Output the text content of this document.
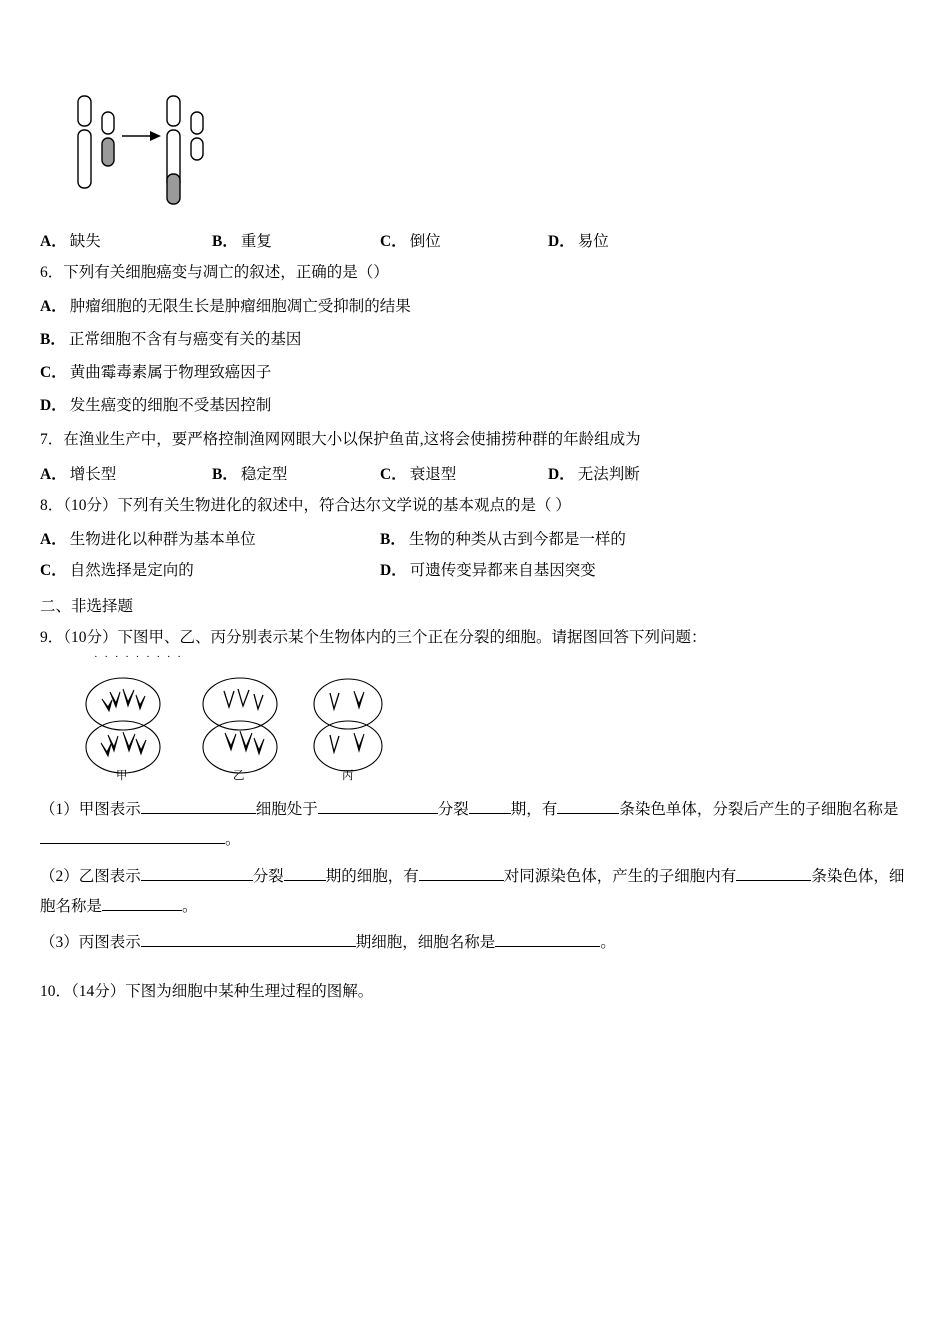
A． 缺失	B． 重复	C． 倒位	D． 易位
6．下列有关细胞癌变与凋亡的叙述，正确的是（）
A． 肿瘤细胞的无限生长是肿瘤细胞凋亡受抑制的结果
B． 正常细胞不含有与癌变有关的基因
C． 黄曲霉毒素属于物理致癌因子
D． 发生癌变的细胞不受基因控制
7．在渔业生产中，要严格控制渔网网眼大小以保护鱼苗,这将会使捕捞种群的年龄组成为
A． 增长型	B． 稳定型	C． 衰退型	D． 无法判断
8．（10分）下列有关生物进化的叙述中，符合达尔文学说的基本观点的是（ ）
A． 生物进化以种群为基本单位	B． 生物的种类从古到今都是一样的
C． 自然选择是定向的	D． 可遗传变异都来自基因突变
二、非选择题
9．（10分）下图甲、乙、丙分别表示某个生物体内的三个正在分裂的细胞。请据图回答下列问题：
· · · · · · · · ·
甲	乙	丙
（1）甲图表示	细胞处于	分裂	期，有	条染色单体，分裂后产生的子细胞名称是。
（2）乙图表示	分裂	期的细胞，有	对同源染色体，产生的子细胞内有	条染色体，细胞名称是	。
（3）丙图表示	期细胞，细胞名称是	。
10．（14分）下图为细胞中某种生理过程的图解。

The problem: Quote every record above exactly, leaving out any pictures.

Result:
Output the text content of this document.
A． 缺失	B． 重复	C． 倒位	D． 易位
6．下列有关细胞癌变与凋亡的叙述，正确的是（）
A． 肿瘤细胞的无限生长是肿瘤细胞凋亡受抑制的结果
B． 正常细胞不含有与癌变有关的基因
C． 黄曲霉毒素属于物理致癌因子
D． 发生癌变的细胞不受基因控制
7．在渔业生产中，要严格控制渔网网眼大小以保护鱼苗,这将会使捕捞种群的年龄组成为
A． 增长型	B． 稳定型	C． 衰退型	D． 无法判断
8．（10分）下列有关生物进化的叙述中，符合达尔文学说的基本观点的是（ ）
A． 生物进化以种群为基本单位	B． 生物的种类从古到今都是一样的
C． 自然选择是定向的	D． 可遗传变异都来自基因突变
二、非选择题
9．（10分）下图甲、乙、丙分别表示某个生物体内的三个正在分裂的细胞。请据图回答下列问题：
· · · · · · · · ·
甲	乙	丙
（1）甲图表示	细胞处于	分裂	期，有	条染色单体，分裂后产生的子细胞名称是。
（2）乙图表示	分裂	期的细胞，有	对同源染色体，产生的子细胞内有	条染色体，细胞名称是	。
（3）丙图表示	期细胞，细胞名称是	。
10．（14分）下图为细胞中某种生理过程的图解。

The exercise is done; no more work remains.